[Data entries for graphics]

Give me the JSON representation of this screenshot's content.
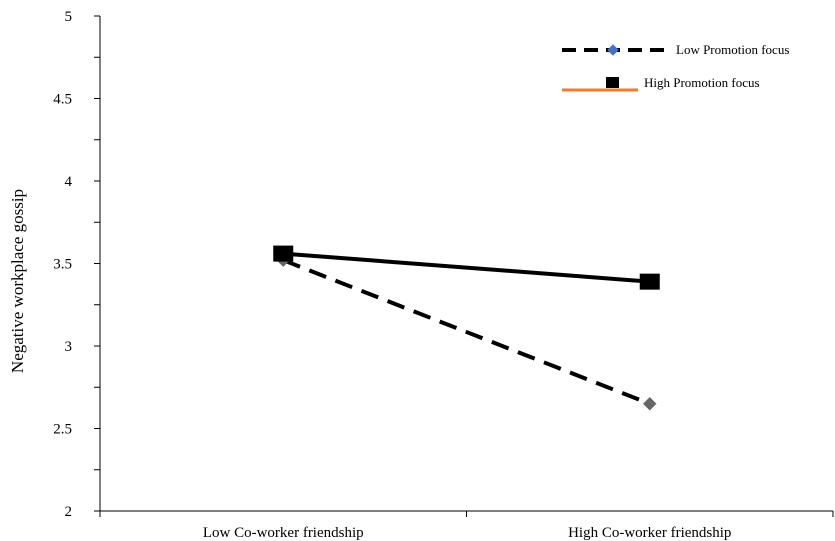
{
  "chart_data": {
    "type": "line",
    "title": "",
    "xlabel": "",
    "ylabel": "Negative workplace gossip",
    "categories": [
      "Low Co-worker friendship",
      "High Co-worker friendship"
    ],
    "ylim": [
      2,
      5
    ],
    "yticks": [
      2,
      2.5,
      3,
      3.5,
      4,
      4.5,
      5
    ],
    "ytick_labels": [
      "2",
      "2.5",
      "3",
      "3.5",
      "4",
      "4.5",
      "5"
    ],
    "grid": false,
    "legend_position": "top-right",
    "series": [
      {
        "name": "Low Promotion focus",
        "values": [
          3.52,
          2.65
        ],
        "line_style": "dashed",
        "line_color": "#000000",
        "marker": "diamond",
        "marker_color": "#666666",
        "legend_marker_color": "#4472c4"
      },
      {
        "name": "High Promotion focus",
        "values": [
          3.56,
          3.39
        ],
        "line_style": "solid",
        "line_color": "#000000",
        "marker": "square",
        "marker_color": "#000000",
        "legend_line_color": "#ed7d31"
      }
    ]
  }
}
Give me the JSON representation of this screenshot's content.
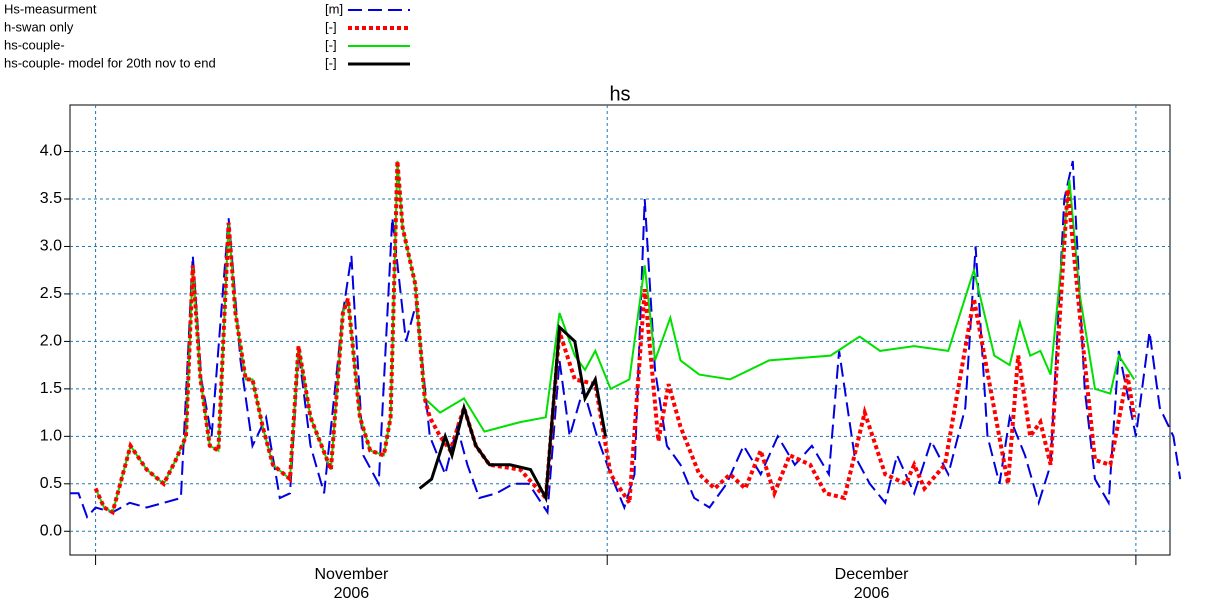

**SET EXERCISE:** Reproduce all of the entries word for word, skipping any pictures they hold.

**SOLVED PROBLEM:**
Give me the JSON representation of this screenshot's content.
{
  "chart_data": {
    "type": "line",
    "title": "",
    "xlabel": "",
    "ylabel": "Negative workplace gossip",
    "categories": [
      "Low Co-worker friendship",
      "High Co-worker friendship"
    ],
    "ylim": [
      2,
      5
    ],
    "yticks": [
      2,
      2.5,
      3,
      3.5,
      4,
      4.5,
      5
    ],
    "ytick_labels": [
      "2",
      "2.5",
      "3",
      "3.5",
      "4",
      "4.5",
      "5"
    ],
    "grid": false,
    "legend_position": "top-right",
    "series": [
      {
        "name": "Low Promotion focus",
        "values": [
          3.52,
          2.65
        ],
        "line_style": "dashed",
        "line_color": "#000000",
        "marker": "diamond",
        "marker_color": "#666666",
        "legend_marker_color": "#4472c4"
      },
      {
        "name": "High Promotion focus",
        "values": [
          3.56,
          3.39
        ],
        "line_style": "solid",
        "line_color": "#000000",
        "marker": "square",
        "marker_color": "#000000",
        "legend_line_color": "#ed7d31"
      }
    ]
  }
}
Give me the JSON representation of this screenshot's content.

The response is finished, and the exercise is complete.